**DO THIS**
Single out the lines that include the word "下列说法不正确的是". Copy them.

**Stored dataset items**
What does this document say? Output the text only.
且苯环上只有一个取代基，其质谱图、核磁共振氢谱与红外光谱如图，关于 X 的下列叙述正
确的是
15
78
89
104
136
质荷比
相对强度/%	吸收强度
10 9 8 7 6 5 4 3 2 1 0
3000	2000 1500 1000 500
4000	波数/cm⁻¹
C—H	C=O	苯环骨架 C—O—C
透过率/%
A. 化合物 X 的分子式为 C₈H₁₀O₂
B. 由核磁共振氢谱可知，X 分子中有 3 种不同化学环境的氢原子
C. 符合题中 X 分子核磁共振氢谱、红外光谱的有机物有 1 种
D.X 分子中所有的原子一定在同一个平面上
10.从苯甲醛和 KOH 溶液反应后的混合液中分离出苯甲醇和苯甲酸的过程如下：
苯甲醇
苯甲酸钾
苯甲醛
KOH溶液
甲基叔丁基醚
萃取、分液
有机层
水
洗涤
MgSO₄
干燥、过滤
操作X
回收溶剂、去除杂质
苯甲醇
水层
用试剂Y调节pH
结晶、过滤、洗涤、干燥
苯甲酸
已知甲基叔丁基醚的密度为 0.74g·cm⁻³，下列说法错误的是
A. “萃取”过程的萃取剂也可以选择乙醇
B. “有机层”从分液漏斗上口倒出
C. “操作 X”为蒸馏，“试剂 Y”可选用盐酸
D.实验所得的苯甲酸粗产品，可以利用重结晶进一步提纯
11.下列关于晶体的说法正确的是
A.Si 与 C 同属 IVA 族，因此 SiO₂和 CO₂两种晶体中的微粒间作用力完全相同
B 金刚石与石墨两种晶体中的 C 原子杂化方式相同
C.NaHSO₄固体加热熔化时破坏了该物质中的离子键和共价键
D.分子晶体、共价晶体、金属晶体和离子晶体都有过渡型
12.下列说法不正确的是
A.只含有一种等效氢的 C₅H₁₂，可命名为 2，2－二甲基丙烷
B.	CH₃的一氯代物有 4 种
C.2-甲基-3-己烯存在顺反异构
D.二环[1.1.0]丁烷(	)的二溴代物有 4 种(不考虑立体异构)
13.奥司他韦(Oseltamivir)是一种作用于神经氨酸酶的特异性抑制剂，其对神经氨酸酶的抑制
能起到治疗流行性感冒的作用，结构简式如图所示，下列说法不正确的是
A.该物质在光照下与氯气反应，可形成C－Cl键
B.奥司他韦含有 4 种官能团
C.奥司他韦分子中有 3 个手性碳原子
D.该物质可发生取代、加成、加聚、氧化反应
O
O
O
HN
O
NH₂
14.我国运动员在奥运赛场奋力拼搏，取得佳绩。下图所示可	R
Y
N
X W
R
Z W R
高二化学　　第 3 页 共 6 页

**REPLY TO THE EXERCISE**
12.下列说法不正确的是
能起到治疗流行性感冒的作用，结构简式如图所示，下列说法不正确的是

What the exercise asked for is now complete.